__AIM__:
Extract every line of the material below word for word, leaving out the pictures.

======== DATA ROWS ========

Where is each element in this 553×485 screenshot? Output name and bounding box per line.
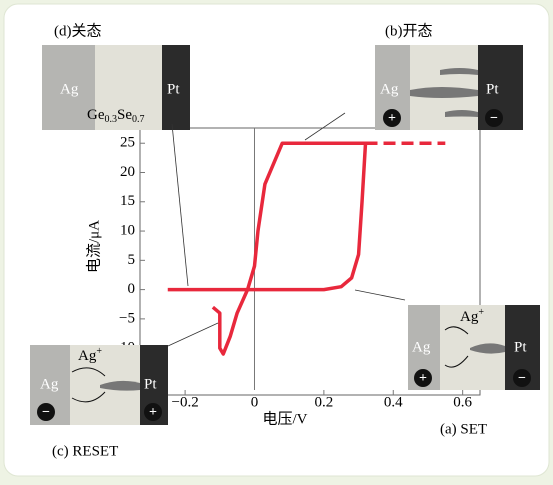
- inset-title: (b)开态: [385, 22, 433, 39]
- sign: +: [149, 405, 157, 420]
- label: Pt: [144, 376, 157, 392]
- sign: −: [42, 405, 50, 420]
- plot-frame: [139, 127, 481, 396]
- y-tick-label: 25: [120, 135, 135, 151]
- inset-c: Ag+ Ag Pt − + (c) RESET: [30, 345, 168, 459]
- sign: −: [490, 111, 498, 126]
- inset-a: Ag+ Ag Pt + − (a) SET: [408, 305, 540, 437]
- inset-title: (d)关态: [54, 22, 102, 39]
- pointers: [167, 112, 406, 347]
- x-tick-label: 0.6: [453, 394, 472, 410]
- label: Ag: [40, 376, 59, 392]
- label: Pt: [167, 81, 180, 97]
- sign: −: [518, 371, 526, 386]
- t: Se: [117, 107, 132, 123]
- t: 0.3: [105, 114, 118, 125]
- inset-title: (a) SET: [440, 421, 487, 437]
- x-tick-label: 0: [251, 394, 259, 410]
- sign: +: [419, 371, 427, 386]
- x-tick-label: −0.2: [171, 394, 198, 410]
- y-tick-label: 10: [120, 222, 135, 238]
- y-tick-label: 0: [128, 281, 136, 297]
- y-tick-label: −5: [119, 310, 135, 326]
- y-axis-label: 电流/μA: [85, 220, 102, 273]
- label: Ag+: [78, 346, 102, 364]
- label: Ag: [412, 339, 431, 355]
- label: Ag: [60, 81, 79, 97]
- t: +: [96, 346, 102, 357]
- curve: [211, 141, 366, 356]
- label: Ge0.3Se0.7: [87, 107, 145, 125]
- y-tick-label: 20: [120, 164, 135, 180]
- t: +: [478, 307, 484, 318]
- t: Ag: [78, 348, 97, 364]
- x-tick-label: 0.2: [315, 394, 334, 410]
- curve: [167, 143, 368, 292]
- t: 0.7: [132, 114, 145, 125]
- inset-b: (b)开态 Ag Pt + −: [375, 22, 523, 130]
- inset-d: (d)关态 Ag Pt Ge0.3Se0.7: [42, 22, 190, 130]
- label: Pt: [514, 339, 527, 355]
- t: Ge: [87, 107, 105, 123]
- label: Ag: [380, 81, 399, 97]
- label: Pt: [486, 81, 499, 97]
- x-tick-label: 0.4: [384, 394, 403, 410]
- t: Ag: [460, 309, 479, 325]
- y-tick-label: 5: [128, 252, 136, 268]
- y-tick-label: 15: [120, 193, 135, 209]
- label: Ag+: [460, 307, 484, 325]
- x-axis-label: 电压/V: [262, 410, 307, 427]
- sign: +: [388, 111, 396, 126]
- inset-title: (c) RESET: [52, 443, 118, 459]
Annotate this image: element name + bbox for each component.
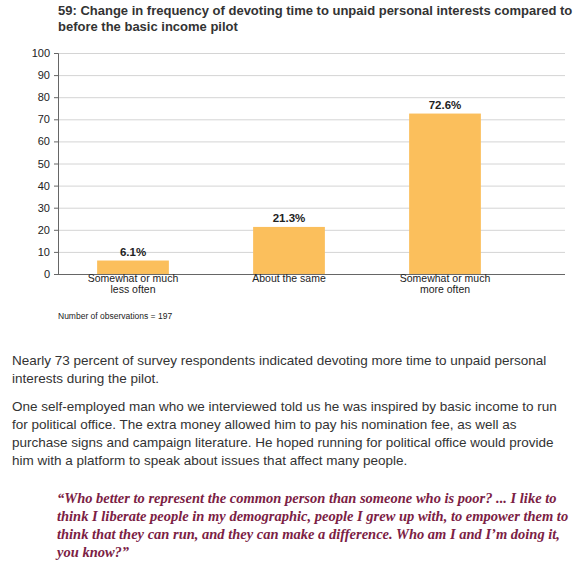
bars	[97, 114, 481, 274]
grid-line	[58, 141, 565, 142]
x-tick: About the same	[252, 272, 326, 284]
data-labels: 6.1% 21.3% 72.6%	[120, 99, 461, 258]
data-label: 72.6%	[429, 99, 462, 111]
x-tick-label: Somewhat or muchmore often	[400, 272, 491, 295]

========

__FULL RESPONSE__:
Where is each element in this 553×485 screenshot? Output name and bounding box per line.
- inset-title: (b)开态: [385, 22, 433, 39]
- sign: +: [149, 405, 157, 420]
- label: Pt: [144, 376, 157, 392]
- sign: −: [42, 405, 50, 420]
- plot-frame: [139, 127, 481, 396]
- y-tick-label: 25: [120, 135, 135, 151]
- inset-c: Ag+ Ag Pt − + (c) RESET: [30, 345, 168, 459]
- sign: −: [490, 111, 498, 126]
- inset-a: Ag+ Ag Pt + − (a) SET: [408, 305, 540, 437]
- inset-title: (d)关态: [54, 22, 102, 39]
- pointers: [167, 112, 406, 347]
- x-tick-label: 0.6: [453, 394, 472, 410]
- label: Ag: [40, 376, 59, 392]
- label: Pt: [167, 81, 180, 97]
- sign: −: [518, 371, 526, 386]
- t: Se: [117, 107, 132, 123]
- t: 0.3: [105, 114, 118, 125]
- inset-title: (a) SET: [440, 421, 487, 437]
- x-tick-label: 0: [251, 394, 259, 410]
- sign: +: [419, 371, 427, 386]
- x-tick-label: −0.2: [171, 394, 198, 410]
- y-tick-label: 10: [120, 222, 135, 238]
- y-tick-label: 0: [128, 281, 136, 297]
- y-tick-label: −5: [119, 310, 135, 326]
- y-axis-label: 电流/μA: [85, 220, 102, 273]
- label: Ag+: [78, 346, 102, 364]
- label: Ag: [412, 339, 431, 355]
- label: Ag: [60, 81, 79, 97]
- t: +: [96, 346, 102, 357]
- curve: [211, 141, 366, 356]
- label: Ge0.3Se0.7: [87, 107, 145, 125]
- y-tick-label: 20: [120, 164, 135, 180]
- t: +: [478, 307, 484, 318]
- t: Ag: [78, 348, 97, 364]
- x-tick-label: 0.2: [315, 394, 334, 410]
- curve: [167, 143, 368, 292]
- t: 0.7: [132, 114, 145, 125]
- inset-b: (b)开态 Ag Pt + −: [375, 22, 523, 130]
- inset-d: (d)关态 Ag Pt Ge0.3Se0.7: [42, 22, 190, 130]
- label: Pt: [514, 339, 527, 355]
- t: Ge: [87, 107, 105, 123]
- label: Ag: [380, 81, 399, 97]
- label: Pt: [486, 81, 499, 97]
- x-tick-label: 0.4: [384, 394, 403, 410]
- t: Ag: [460, 309, 479, 325]
- y-tick-label: 5: [128, 252, 136, 268]
- y-tick-label: 15: [120, 193, 135, 209]
- label: Ag+: [460, 307, 484, 325]
- x-axis-label: 电压/V: [262, 410, 307, 427]
- sign: +: [388, 111, 396, 126]
- inset-title: (c) RESET: [52, 443, 118, 459]
Annotate this image: element name + bbox for each component.
bars	[97, 114, 481, 274]
grid-line	[58, 141, 565, 142]
x-tick: About the same	[252, 272, 326, 284]
data-labels: 6.1% 21.3% 72.6%	[120, 99, 461, 258]
data-label: 72.6%	[429, 99, 462, 111]
x-tick-label: Somewhat or muchmore often	[400, 272, 491, 295]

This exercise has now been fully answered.